Objective
For the records below, give the count of lines holding the word "JSON" and nothing more.

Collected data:
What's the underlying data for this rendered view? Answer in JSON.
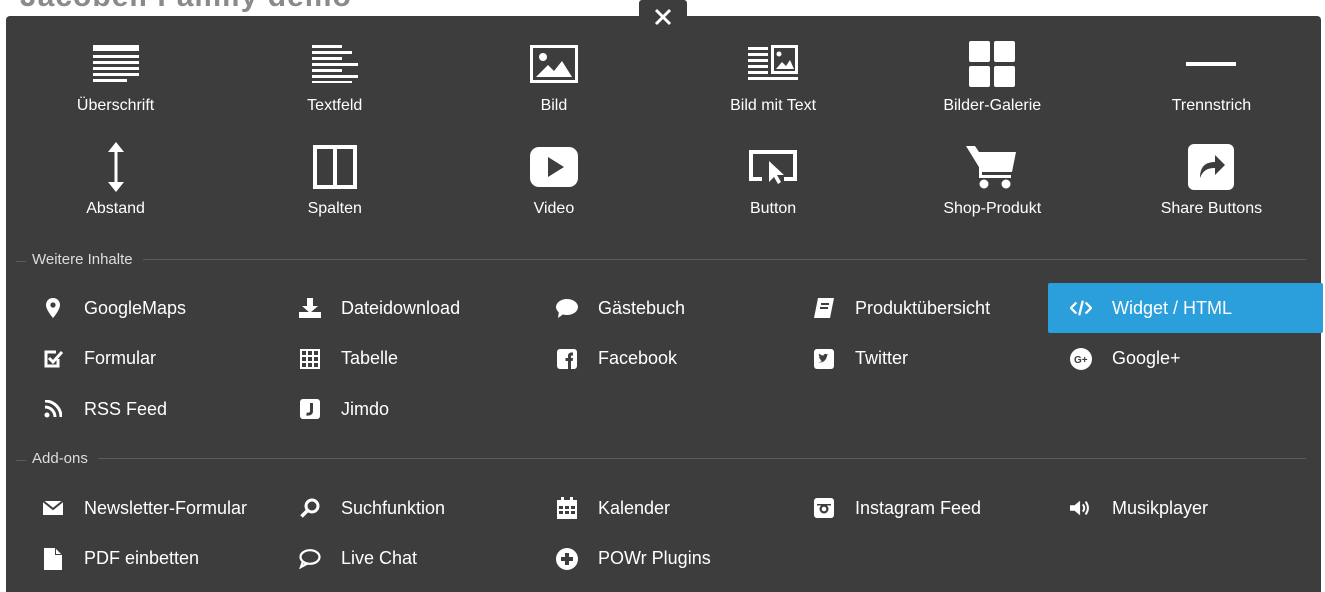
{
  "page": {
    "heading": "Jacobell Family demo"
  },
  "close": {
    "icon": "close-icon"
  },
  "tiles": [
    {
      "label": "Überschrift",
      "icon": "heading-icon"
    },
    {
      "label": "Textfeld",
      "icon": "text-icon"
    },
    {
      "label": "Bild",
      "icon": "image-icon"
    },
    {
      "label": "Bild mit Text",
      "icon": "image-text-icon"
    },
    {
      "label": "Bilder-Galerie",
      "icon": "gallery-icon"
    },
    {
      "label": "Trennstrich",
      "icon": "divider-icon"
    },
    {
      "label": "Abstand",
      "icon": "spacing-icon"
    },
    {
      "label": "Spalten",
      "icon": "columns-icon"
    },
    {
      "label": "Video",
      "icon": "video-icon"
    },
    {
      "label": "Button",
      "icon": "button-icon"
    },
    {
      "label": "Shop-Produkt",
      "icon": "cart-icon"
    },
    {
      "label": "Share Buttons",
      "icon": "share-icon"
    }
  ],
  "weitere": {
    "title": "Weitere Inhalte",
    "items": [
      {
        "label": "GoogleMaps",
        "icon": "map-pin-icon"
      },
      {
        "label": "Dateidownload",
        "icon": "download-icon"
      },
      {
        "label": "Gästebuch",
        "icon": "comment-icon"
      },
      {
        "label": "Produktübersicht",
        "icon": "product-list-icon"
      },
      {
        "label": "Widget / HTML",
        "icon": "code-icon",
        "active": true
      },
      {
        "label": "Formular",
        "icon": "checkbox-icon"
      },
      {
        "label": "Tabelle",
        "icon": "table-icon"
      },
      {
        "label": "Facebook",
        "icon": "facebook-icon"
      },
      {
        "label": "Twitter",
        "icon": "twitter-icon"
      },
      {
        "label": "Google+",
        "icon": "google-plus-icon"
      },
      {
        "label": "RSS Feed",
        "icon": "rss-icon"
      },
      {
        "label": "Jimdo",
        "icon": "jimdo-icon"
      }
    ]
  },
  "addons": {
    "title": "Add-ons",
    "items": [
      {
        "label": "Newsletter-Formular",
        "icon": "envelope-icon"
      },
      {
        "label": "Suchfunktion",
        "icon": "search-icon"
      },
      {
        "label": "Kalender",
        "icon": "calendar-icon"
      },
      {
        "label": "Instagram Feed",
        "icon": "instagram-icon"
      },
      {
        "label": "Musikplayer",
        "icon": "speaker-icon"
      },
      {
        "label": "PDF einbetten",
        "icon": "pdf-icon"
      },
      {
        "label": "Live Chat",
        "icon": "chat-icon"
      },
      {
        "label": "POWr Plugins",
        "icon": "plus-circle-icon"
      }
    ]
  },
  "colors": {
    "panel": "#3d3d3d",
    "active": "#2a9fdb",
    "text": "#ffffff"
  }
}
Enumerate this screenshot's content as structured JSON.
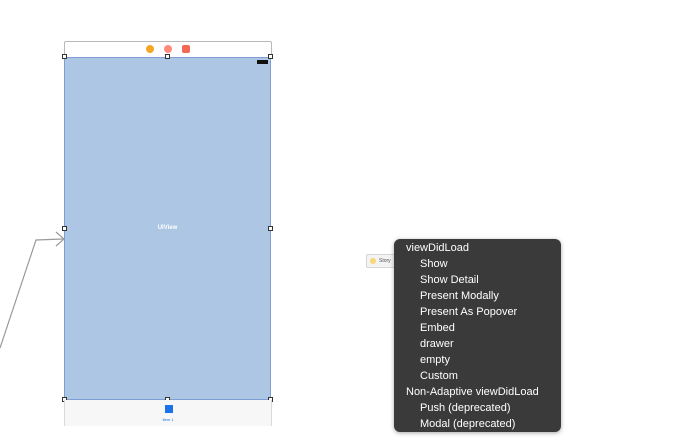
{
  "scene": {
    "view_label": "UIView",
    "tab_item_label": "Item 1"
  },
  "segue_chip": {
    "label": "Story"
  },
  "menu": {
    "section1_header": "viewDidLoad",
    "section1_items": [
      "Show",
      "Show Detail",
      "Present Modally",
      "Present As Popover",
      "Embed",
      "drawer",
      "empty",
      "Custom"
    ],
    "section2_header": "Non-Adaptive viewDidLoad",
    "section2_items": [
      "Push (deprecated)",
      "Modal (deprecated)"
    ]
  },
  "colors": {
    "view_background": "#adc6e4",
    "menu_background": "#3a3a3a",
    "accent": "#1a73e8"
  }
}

Result of this task
2